**Written problem:** State the number of lines where "this" appears. Add nothing else.

[Begin Exercise input]

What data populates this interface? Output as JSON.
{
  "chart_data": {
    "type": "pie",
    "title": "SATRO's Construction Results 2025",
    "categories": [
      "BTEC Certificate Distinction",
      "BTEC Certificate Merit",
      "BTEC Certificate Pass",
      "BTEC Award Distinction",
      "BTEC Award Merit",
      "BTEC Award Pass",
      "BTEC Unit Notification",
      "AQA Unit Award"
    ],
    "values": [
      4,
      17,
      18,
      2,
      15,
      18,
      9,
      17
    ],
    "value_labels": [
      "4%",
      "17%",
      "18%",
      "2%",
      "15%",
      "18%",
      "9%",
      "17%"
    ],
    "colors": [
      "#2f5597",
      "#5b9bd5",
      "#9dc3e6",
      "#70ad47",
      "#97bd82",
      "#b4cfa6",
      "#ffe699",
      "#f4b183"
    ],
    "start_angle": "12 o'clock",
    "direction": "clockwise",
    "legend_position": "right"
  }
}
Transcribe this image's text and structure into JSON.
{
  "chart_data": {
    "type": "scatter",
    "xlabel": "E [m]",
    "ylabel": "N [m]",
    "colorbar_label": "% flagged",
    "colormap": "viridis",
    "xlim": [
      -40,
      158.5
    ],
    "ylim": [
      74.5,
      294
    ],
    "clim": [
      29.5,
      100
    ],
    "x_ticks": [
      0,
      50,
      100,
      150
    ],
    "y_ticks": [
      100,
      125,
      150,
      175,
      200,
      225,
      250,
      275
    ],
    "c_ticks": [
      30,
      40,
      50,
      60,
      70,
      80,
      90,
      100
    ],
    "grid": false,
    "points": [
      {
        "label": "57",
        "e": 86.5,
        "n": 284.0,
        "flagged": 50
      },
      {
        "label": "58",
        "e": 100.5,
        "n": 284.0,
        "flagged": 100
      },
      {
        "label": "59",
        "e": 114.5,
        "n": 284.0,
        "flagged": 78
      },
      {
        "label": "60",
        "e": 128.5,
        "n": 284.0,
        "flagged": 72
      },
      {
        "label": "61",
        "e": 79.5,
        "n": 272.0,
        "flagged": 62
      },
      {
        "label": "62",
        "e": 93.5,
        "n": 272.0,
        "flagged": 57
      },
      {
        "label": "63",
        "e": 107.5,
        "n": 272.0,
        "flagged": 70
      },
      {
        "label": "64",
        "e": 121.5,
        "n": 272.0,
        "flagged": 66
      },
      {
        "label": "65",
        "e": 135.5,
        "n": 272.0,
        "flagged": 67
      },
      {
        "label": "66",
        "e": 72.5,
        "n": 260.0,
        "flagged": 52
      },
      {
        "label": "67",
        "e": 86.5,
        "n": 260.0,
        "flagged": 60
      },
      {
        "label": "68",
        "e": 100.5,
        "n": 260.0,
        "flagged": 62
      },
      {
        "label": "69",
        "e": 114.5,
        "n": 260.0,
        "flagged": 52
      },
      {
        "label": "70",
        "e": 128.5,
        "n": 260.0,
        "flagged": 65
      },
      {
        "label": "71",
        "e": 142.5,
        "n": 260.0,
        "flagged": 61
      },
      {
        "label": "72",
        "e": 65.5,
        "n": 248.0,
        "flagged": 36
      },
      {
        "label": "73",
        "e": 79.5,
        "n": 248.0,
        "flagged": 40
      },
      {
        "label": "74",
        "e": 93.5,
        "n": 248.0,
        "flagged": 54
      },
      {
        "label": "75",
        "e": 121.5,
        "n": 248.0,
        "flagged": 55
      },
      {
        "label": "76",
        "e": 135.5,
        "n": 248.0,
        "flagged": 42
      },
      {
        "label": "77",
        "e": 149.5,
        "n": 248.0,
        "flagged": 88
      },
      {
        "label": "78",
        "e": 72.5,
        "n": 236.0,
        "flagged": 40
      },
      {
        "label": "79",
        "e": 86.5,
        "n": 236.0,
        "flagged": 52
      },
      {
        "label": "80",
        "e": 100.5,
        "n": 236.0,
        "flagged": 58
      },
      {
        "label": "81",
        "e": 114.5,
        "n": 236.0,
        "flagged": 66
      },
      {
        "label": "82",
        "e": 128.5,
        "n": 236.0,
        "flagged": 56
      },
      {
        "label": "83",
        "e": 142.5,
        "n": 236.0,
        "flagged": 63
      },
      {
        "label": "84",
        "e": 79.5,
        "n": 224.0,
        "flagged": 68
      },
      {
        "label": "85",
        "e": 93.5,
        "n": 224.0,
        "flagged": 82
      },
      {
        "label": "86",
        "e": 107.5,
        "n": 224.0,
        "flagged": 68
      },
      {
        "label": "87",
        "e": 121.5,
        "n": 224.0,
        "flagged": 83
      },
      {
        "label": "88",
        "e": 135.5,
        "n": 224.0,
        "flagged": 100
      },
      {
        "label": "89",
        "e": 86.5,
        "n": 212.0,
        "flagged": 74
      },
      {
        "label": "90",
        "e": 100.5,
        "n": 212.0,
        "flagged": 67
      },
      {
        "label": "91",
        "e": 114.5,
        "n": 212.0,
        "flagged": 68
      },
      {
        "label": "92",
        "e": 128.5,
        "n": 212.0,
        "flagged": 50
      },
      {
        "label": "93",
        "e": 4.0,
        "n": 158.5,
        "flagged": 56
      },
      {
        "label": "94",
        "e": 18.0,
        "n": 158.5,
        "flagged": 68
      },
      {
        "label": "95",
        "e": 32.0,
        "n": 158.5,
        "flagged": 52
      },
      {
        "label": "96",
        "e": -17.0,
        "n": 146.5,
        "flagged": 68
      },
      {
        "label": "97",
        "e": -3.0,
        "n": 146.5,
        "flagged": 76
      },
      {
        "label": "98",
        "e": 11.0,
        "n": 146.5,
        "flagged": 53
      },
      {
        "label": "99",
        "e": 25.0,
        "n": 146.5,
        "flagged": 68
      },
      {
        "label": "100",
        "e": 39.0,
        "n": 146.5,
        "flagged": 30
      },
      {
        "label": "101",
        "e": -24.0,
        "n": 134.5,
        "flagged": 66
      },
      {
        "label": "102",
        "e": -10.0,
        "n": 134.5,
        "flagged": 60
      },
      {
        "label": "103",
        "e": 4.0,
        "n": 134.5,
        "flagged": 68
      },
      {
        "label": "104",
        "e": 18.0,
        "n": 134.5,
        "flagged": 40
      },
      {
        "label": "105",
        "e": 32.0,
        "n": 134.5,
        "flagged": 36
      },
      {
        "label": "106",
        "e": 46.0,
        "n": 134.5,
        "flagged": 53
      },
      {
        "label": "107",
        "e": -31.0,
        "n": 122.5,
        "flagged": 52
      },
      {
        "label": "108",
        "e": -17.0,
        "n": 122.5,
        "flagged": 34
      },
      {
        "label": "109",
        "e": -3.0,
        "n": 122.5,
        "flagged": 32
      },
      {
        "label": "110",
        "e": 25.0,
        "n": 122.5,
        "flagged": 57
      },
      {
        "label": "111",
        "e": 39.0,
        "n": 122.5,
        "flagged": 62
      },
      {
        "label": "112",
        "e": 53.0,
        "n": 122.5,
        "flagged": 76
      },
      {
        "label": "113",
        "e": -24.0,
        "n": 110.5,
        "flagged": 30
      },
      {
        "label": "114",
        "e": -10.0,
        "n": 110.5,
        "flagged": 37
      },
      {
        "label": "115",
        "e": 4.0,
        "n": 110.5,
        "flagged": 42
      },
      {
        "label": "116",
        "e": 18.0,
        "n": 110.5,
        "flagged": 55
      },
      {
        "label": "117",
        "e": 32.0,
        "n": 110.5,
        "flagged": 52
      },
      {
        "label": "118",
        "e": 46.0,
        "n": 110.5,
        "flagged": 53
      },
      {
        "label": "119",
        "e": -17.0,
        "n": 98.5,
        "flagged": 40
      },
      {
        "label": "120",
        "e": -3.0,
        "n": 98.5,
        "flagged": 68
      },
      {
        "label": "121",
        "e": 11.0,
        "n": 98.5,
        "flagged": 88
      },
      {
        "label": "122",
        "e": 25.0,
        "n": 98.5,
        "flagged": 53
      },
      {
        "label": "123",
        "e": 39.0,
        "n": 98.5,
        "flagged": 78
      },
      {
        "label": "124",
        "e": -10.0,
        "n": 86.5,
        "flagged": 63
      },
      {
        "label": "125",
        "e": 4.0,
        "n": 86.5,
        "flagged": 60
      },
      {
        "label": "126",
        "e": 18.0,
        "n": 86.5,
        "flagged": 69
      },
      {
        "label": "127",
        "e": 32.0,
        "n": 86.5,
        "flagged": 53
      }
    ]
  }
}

[End Exercise input]

**Full answer:** 2